Using the material below, copy every line where "true" appears.

※ ※ ※

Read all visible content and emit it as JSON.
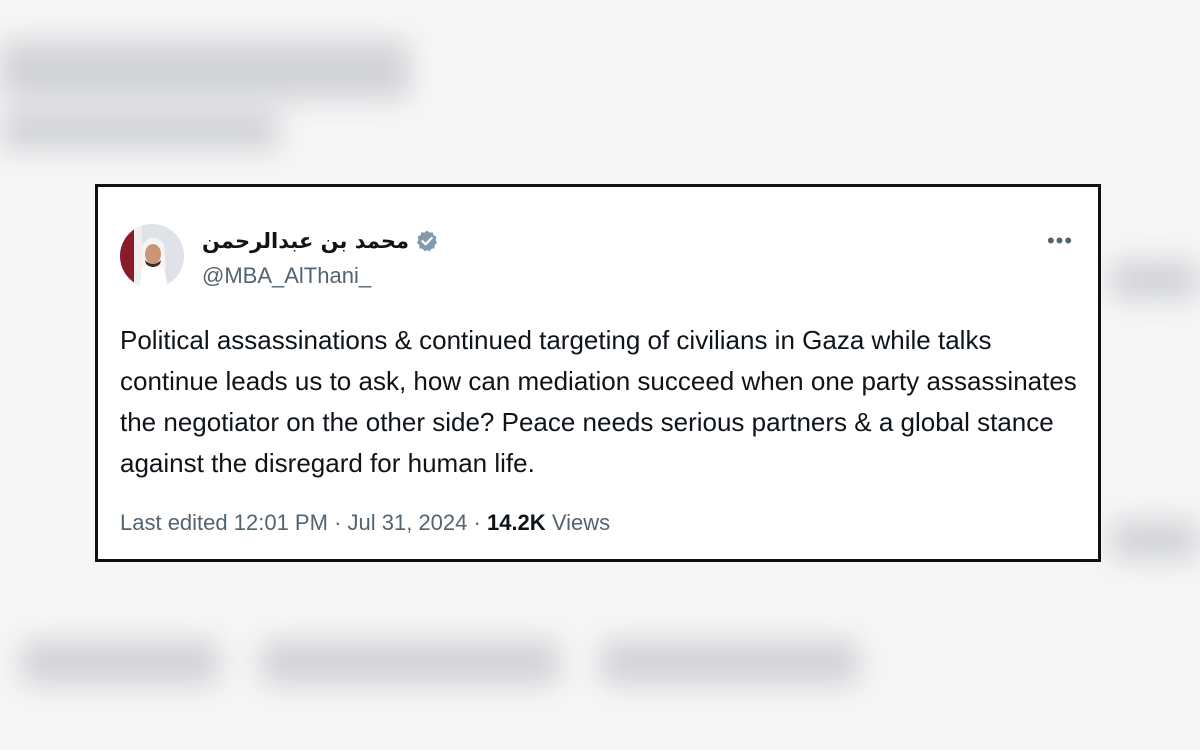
{
  "tweet": {
    "display_name": "محمد بن عبدالرحمن",
    "verified_icon": "verified-badge-icon",
    "handle": "@MBA_AlThani_",
    "more_icon": "more-options-icon",
    "more_label": "•••",
    "text": "Political assassinations & continued targeting of civilians in Gaza while talks continue leads us to ask, how can mediation succeed when one party assassinates the negotiator on the other side? Peace needs serious partners & a global stance against the disregard for human life.",
    "meta": {
      "edited_label": "Last edited",
      "time": "12:01 PM",
      "separator": "·",
      "date": "Jul 31, 2024",
      "views_count": "14.2K",
      "views_label": "Views"
    }
  },
  "colors": {
    "primary_text": "#0f1419",
    "secondary_text": "#536471",
    "verified_badge": "#829aab",
    "card_border": "#111111"
  }
}
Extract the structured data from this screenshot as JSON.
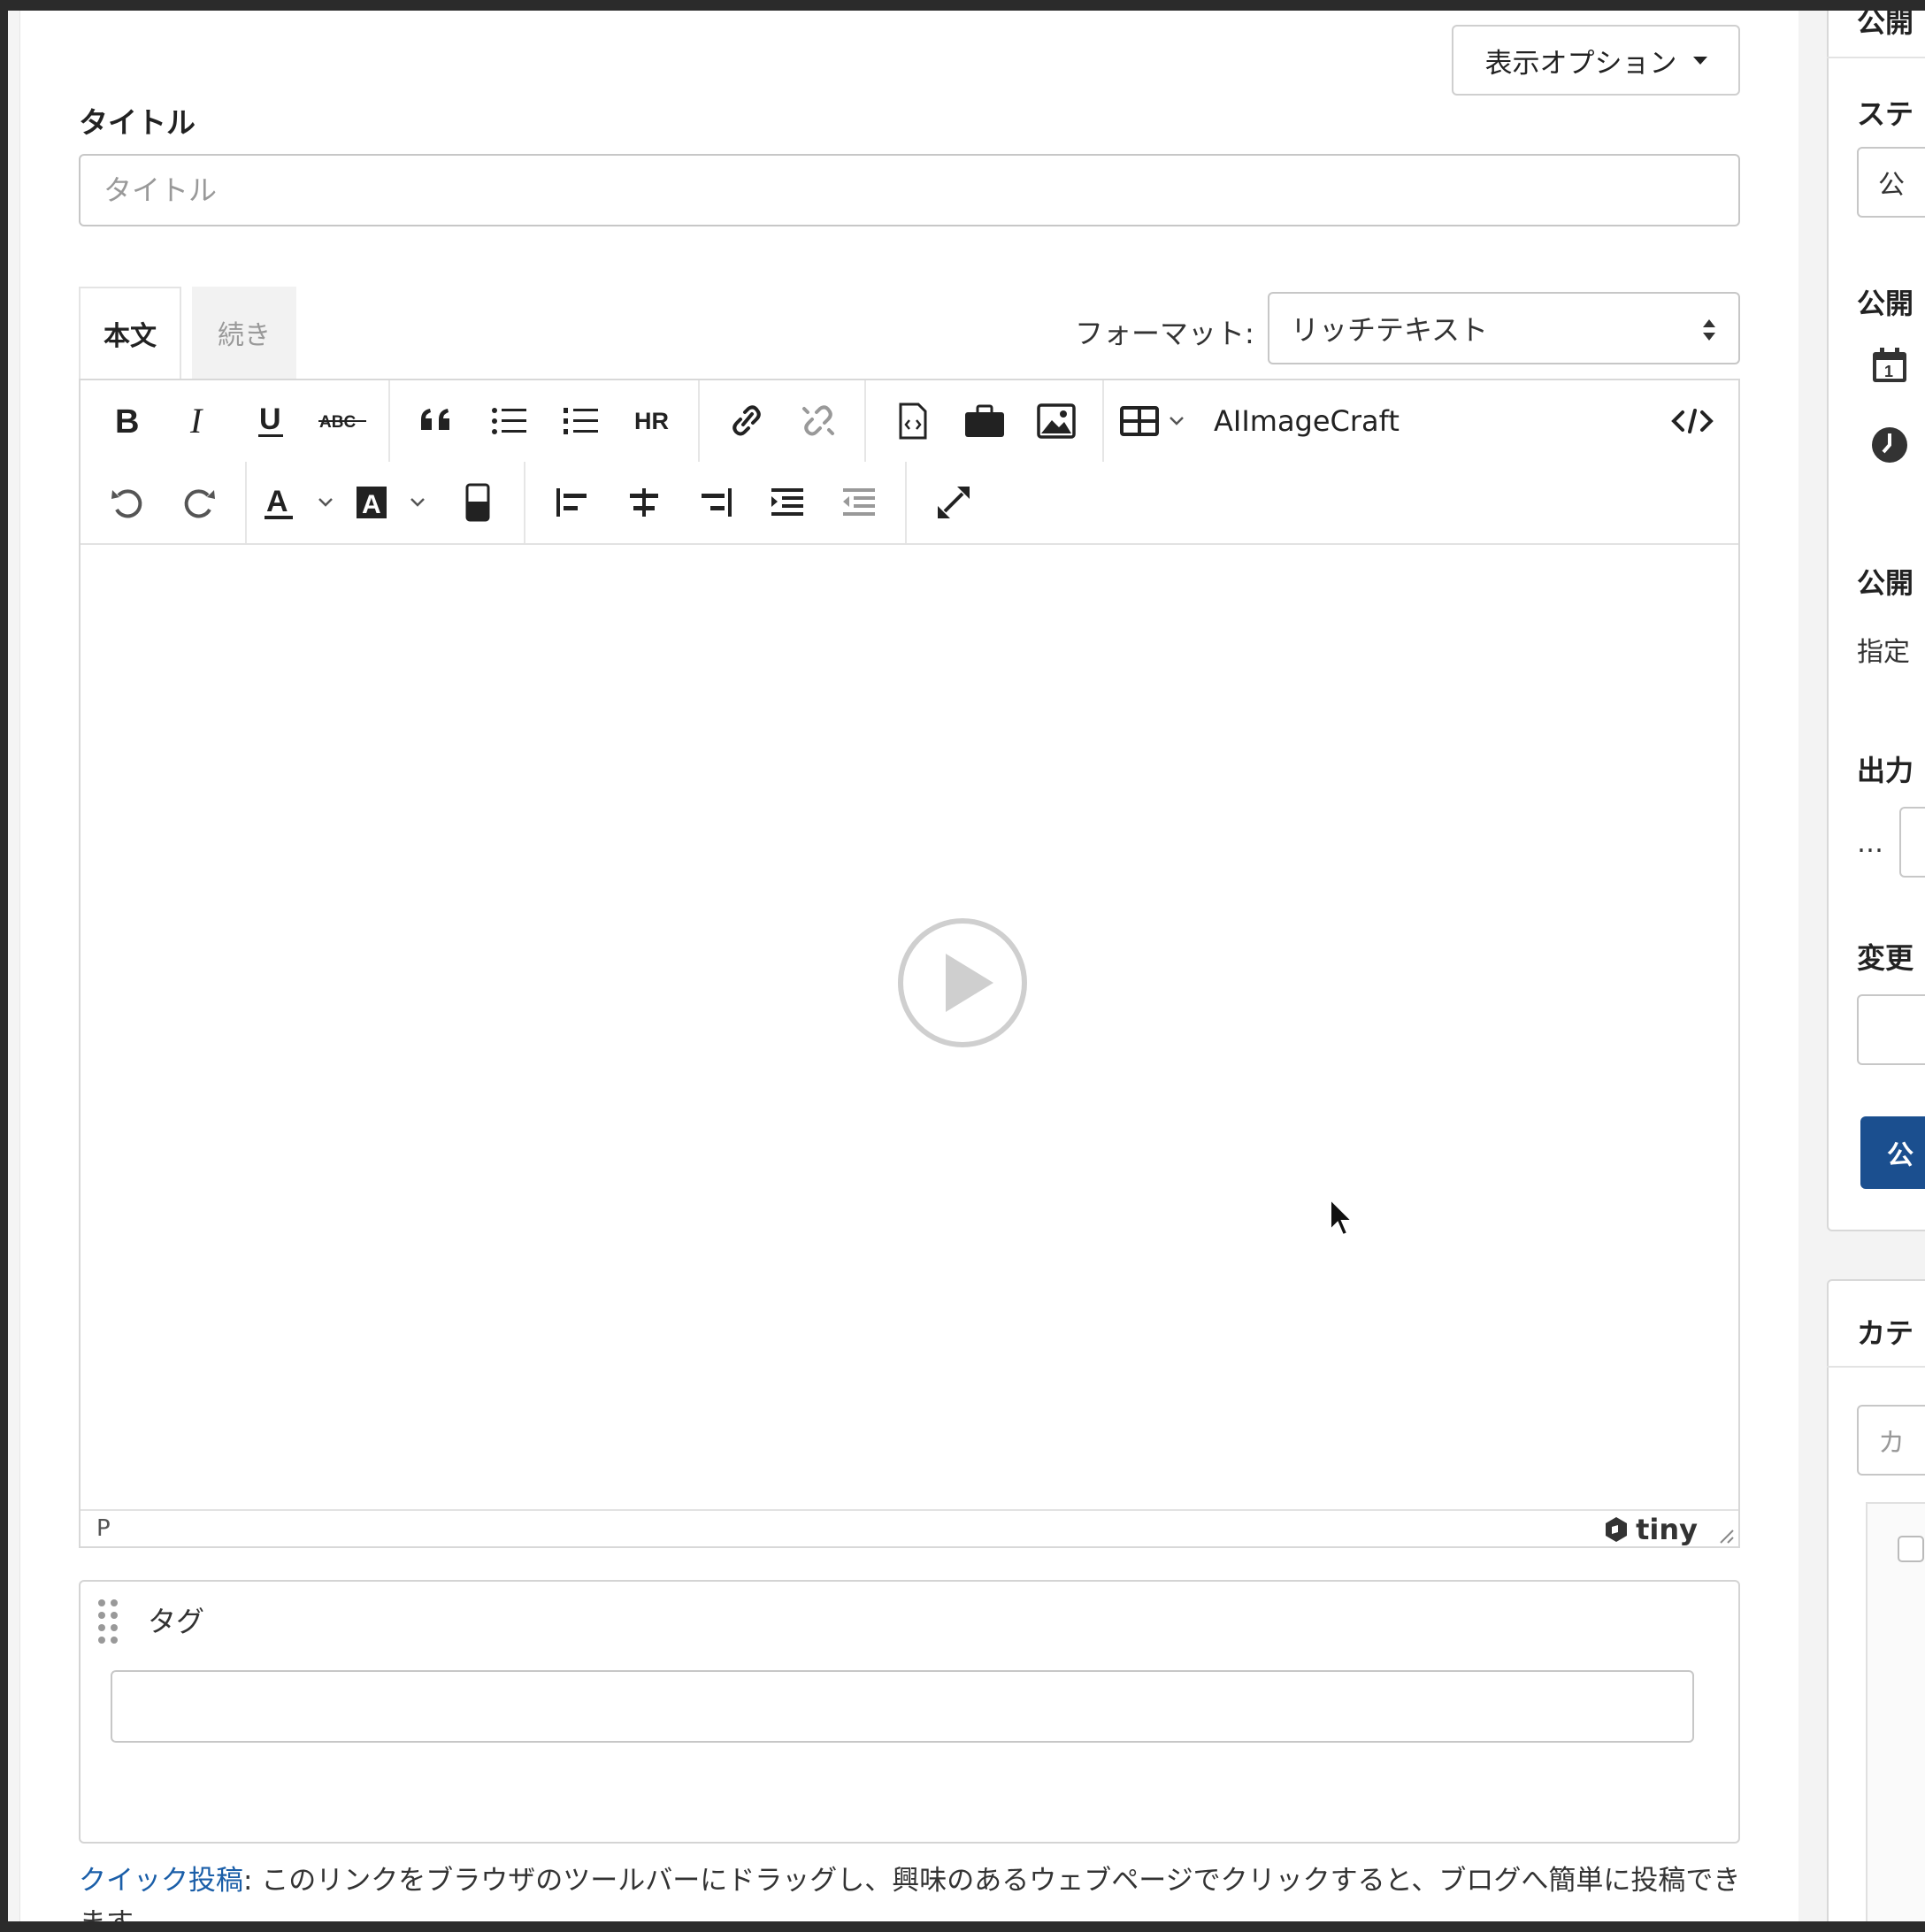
{
  "top": {
    "display_options_label": "表示オプション"
  },
  "title": {
    "label": "タイトル",
    "placeholder": "タイトル",
    "value": ""
  },
  "tabs": [
    {
      "label": "本文",
      "active": true
    },
    {
      "label": "続き",
      "active": false
    }
  ],
  "format": {
    "label": "フォーマット:",
    "value": "リッチテキスト"
  },
  "toolbar": {
    "row1": [
      "bold-icon",
      "italic-icon",
      "underline-icon",
      "strikethrough-icon",
      "blockquote-icon",
      "bullet-list-icon",
      "numbered-list-icon",
      "horizontal-rule-icon",
      "link-icon",
      "unlink-icon",
      "insert-file-icon",
      "asset-icon",
      "image-icon",
      "table-icon",
      "source-code-icon"
    ],
    "hr_label": "HR",
    "abc_label": "ABC",
    "plugin_label": "AIImageCraft",
    "row2": [
      "undo-icon",
      "redo-icon",
      "text-color-icon",
      "background-color-icon",
      "highlight-icon",
      "align-left-icon",
      "align-center-icon",
      "align-right-icon",
      "indent-icon",
      "outdent-icon",
      "fullscreen-icon"
    ]
  },
  "editor": {
    "status_path": "P",
    "brand": "tiny"
  },
  "tags": {
    "label": "タグ",
    "value": ""
  },
  "quick_post": {
    "link": "クイック投稿",
    "text": ": このリンクをブラウザのツールバーにドラッグし、興味のあるウェブページでクリックすると、ブログへ簡単に投稿できます。"
  },
  "sidebar": {
    "publish_head": "公開",
    "status_head": "ステ",
    "status_value": "公",
    "publish_date_head": "公開",
    "publish_end_head": "公開",
    "publish_end_text": "指定",
    "output_head": "出力",
    "output_text": "…",
    "change_head": "変更",
    "publish_button": "公",
    "category_head": "カテ",
    "category_placeholder": "カ"
  },
  "colors": {
    "accent": "#1b4f8f",
    "link": "#1a5ea8"
  }
}
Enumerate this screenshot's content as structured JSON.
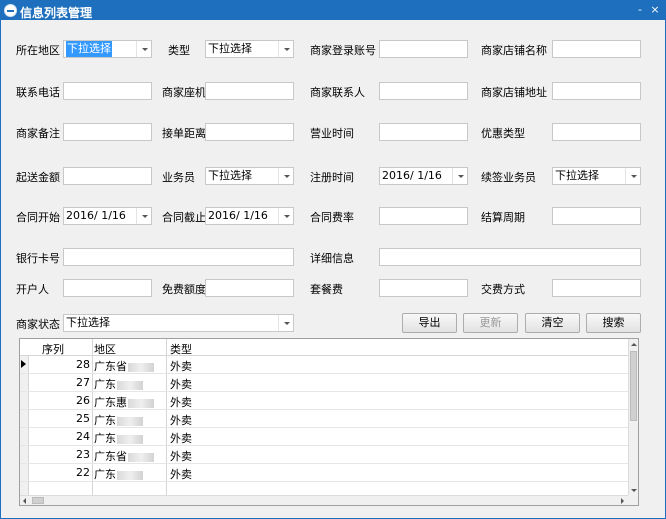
{
  "window": {
    "title": "信息列表管理",
    "minimize_glyph": "-",
    "close_glyph": "×"
  },
  "form": {
    "region": {
      "label": "所在地区",
      "value": "下拉选择"
    },
    "type": {
      "label": "类型",
      "value": "下拉选择"
    },
    "login_account": {
      "label": "商家登录账号",
      "value": ""
    },
    "shop_name": {
      "label": "商家店铺名称",
      "value": ""
    },
    "phone": {
      "label": "联系电话",
      "value": ""
    },
    "landline": {
      "label": "商家座机",
      "value": ""
    },
    "contact": {
      "label": "商家联系人",
      "value": ""
    },
    "shop_address": {
      "label": "商家店铺地址",
      "value": ""
    },
    "remark": {
      "label": "商家备注",
      "value": ""
    },
    "distance": {
      "label": "接单距离",
      "value": ""
    },
    "business_hours": {
      "label": "营业时间",
      "value": ""
    },
    "promo_type": {
      "label": "优惠类型",
      "value": ""
    },
    "min_order": {
      "label": "起送金额",
      "value": ""
    },
    "salesman": {
      "label": "业务员",
      "value": "下拉选择"
    },
    "register_time": {
      "label": "注册时间",
      "value": "2016/  1/16"
    },
    "renew_salesman": {
      "label": "续签业务员",
      "value": "下拉选择"
    },
    "contract_start": {
      "label": "合同开始",
      "value": "2016/  1/16"
    },
    "contract_end": {
      "label": "合同截止",
      "value": "2016/  1/16"
    },
    "contract_rate": {
      "label": "合同费率",
      "value": ""
    },
    "settle_period": {
      "label": "结算周期",
      "value": ""
    },
    "bank_card": {
      "label": "银行卡号",
      "value": ""
    },
    "detail_info": {
      "label": "详细信息",
      "value": ""
    },
    "account_holder": {
      "label": "开户人",
      "value": ""
    },
    "free_quota": {
      "label": "免费额度",
      "value": ""
    },
    "package_fee": {
      "label": "套餐费",
      "value": ""
    },
    "payment_method": {
      "label": "交费方式",
      "value": ""
    },
    "merchant_status": {
      "label": "商家状态",
      "value": "下拉选择"
    }
  },
  "buttons": {
    "export": "导出",
    "update": "更新",
    "clear": "清空",
    "search": "搜索"
  },
  "grid": {
    "columns": [
      "序列",
      "地区",
      "类型"
    ],
    "rows": [
      {
        "seq": "28",
        "area": "广东省",
        "type": "外卖"
      },
      {
        "seq": "27",
        "area": "广东",
        "type": "外卖"
      },
      {
        "seq": "26",
        "area": "广东惠",
        "type": "外卖"
      },
      {
        "seq": "25",
        "area": "广东",
        "type": "外卖"
      },
      {
        "seq": "24",
        "area": "广东",
        "type": "外卖"
      },
      {
        "seq": "23",
        "area": "广东省",
        "type": "外卖"
      },
      {
        "seq": "22",
        "area": "广东",
        "type": "外卖"
      }
    ]
  }
}
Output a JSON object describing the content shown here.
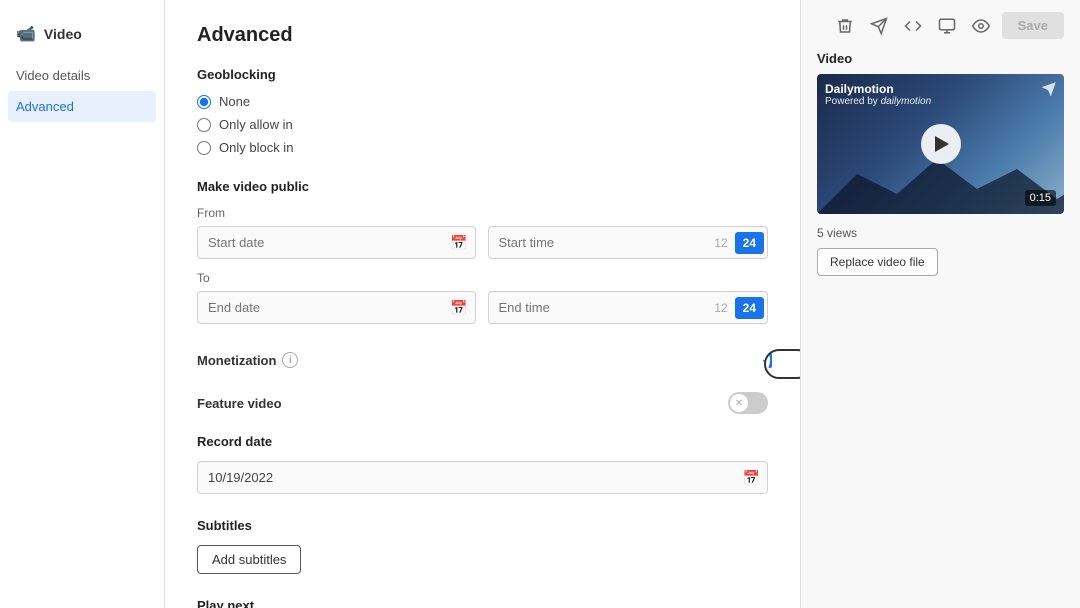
{
  "sidebar": {
    "header": {
      "icon": "🎬",
      "label": "Video"
    },
    "items": [
      {
        "id": "video-details",
        "label": "Video details",
        "active": false
      },
      {
        "id": "advanced",
        "label": "Advanced",
        "active": true
      }
    ]
  },
  "main": {
    "page_title": "Advanced",
    "geoblocking": {
      "title": "Geoblocking",
      "options": [
        {
          "id": "none",
          "label": "None",
          "checked": true
        },
        {
          "id": "only-allow",
          "label": "Only allow in",
          "checked": false
        },
        {
          "id": "only-block",
          "label": "Only block in",
          "checked": false
        }
      ]
    },
    "make_public": {
      "title": "Make video public",
      "from_label": "From",
      "to_label": "To",
      "start_date_placeholder": "Start date",
      "start_time_placeholder": "Start time",
      "start_time_number": "12",
      "start_time_badge": "24",
      "end_date_placeholder": "End date",
      "end_time_placeholder": "End time",
      "end_time_number": "12",
      "end_time_badge": "24"
    },
    "monetization": {
      "label": "Monetization",
      "enabled": true
    },
    "feature_video": {
      "label": "Feature video",
      "enabled": false
    },
    "record_date": {
      "label": "Record date",
      "value": "10/19/2022"
    },
    "subtitles": {
      "label": "Subtitles",
      "add_button": "Add subtitles"
    },
    "play_next": {
      "label": "Play next"
    }
  },
  "right_panel": {
    "toolbar": {
      "icons": [
        "trash",
        "send",
        "code",
        "download",
        "eye"
      ],
      "save_label": "Save"
    },
    "video": {
      "label": "Video",
      "brand_name": "Dailymotion",
      "brand_sub": "Powered by dailymotion",
      "duration": "0:15",
      "views": "5 views",
      "replace_button": "Replace video file"
    }
  },
  "colors": {
    "accent": "#1a73e8",
    "save_disabled": "#e0e0e0",
    "active_bg": "#e8f0fe"
  }
}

※ ※ ※

### THE OUTPUT
      "active": true
        "active": true
          "checked": true
      "enabled": true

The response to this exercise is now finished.